▶ Given request: Copy out all the entries word for word.
:: Provided records
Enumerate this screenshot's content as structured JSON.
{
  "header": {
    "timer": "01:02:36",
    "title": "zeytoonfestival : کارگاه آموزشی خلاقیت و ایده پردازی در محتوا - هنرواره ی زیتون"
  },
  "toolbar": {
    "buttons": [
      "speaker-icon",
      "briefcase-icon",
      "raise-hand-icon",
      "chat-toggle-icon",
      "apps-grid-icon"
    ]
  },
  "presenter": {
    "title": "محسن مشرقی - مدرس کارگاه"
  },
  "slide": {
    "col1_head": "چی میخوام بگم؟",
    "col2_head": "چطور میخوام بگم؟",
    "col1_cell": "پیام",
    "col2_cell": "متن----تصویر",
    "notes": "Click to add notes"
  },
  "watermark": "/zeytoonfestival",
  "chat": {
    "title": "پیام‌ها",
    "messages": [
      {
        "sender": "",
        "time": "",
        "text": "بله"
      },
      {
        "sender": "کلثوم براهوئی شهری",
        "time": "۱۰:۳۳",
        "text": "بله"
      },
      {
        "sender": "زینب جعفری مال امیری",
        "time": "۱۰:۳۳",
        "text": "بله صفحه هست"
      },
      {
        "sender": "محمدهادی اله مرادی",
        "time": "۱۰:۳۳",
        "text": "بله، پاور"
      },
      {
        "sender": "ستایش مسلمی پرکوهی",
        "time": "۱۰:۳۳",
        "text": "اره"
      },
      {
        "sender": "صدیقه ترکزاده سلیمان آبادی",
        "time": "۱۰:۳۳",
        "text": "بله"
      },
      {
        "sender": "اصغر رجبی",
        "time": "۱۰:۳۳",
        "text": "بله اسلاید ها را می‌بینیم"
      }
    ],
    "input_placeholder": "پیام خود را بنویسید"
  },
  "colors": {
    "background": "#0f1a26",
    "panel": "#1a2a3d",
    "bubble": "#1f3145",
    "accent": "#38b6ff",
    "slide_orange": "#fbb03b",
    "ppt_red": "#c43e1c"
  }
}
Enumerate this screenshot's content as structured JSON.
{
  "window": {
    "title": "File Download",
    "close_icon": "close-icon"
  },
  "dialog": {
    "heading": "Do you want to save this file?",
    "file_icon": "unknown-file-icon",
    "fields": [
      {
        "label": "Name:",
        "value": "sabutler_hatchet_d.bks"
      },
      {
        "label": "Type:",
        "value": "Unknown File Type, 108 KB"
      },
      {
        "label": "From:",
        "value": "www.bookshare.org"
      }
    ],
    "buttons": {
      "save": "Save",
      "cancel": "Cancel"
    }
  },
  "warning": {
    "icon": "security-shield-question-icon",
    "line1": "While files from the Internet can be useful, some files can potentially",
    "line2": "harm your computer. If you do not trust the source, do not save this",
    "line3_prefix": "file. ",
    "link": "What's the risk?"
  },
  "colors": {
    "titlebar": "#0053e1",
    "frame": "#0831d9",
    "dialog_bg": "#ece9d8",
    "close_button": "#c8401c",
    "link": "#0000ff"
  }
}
::::
▶ Output for this exercise:
Enumerate this screenshot's content as structured JSON.
{
  "header": {
    "timer": "01:02:36",
    "title": "zeytoonfestival : کارگاه آموزشی خلاقیت و ایده پردازی در محتوا - هنرواره ی زیتون"
  },
  "toolbar": {
    "buttons": [
      "speaker-icon",
      "briefcase-icon",
      "raise-hand-icon",
      "chat-toggle-icon",
      "apps-grid-icon"
    ]
  },
  "presenter": {
    "title": "محسن مشرقی - مدرس کارگاه"
  },
  "slide": {
    "col1_head": "چی میخوام بگم؟",
    "col2_head": "چطور میخوام بگم؟",
    "col1_cell": "پیام",
    "col2_cell": "متن----تصویر",
    "notes": "Click to add notes"
  },
  "watermark": "/zeytoonfestival",
  "chat": {
    "title": "پیام‌ها",
    "messages": [
      {
        "sender": "",
        "time": "",
        "text": "بله"
      },
      {
        "sender": "کلثوم براهوئی شهری",
        "time": "۱۰:۳۳",
        "text": "بله"
      },
      {
        "sender": "زینب جعفری مال امیری",
        "time": "۱۰:۳۳",
        "text": "بله صفحه هست"
      },
      {
        "sender": "محمدهادی اله مرادی",
        "time": "۱۰:۳۳",
        "text": "بله، پاور"
      },
      {
        "sender": "ستایش مسلمی پرکوهی",
        "time": "۱۰:۳۳",
        "text": "اره"
      },
      {
        "sender": "صدیقه ترکزاده سلیمان آبادی",
        "time": "۱۰:۳۳",
        "text": "بله"
      },
      {
        "sender": "اصغر رجبی",
        "time": "۱۰:۳۳",
        "text": "بله اسلاید ها را می‌بینیم"
      }
    ],
    "input_placeholder": "پیام خود را بنویسید"
  },
  "colors": {
    "background": "#0f1a26",
    "panel": "#1a2a3d",
    "bubble": "#1f3145",
    "accent": "#38b6ff",
    "slide_orange": "#fbb03b",
    "ppt_red": "#c43e1c"
  }
}
Enumerate this screenshot's content as structured JSON.
{
  "window": {
    "title": "File Download",
    "close_icon": "close-icon"
  },
  "dialog": {
    "heading": "Do you want to save this file?",
    "file_icon": "unknown-file-icon",
    "fields": [
      {
        "label": "Name:",
        "value": "sabutler_hatchet_d.bks"
      },
      {
        "label": "Type:",
        "value": "Unknown File Type, 108 KB"
      },
      {
        "label": "From:",
        "value": "www.bookshare.org"
      }
    ],
    "buttons": {
      "save": "Save",
      "cancel": "Cancel"
    }
  },
  "warning": {
    "icon": "security-shield-question-icon",
    "line1": "While files from the Internet can be useful, some files can potentially",
    "line2": "harm your computer. If you do not trust the source, do not save this",
    "line3_prefix": "file. ",
    "link": "What's the risk?"
  },
  "colors": {
    "titlebar": "#0053e1",
    "frame": "#0831d9",
    "dialog_bg": "#ece9d8",
    "close_button": "#c8401c",
    "link": "#0000ff"
  }
}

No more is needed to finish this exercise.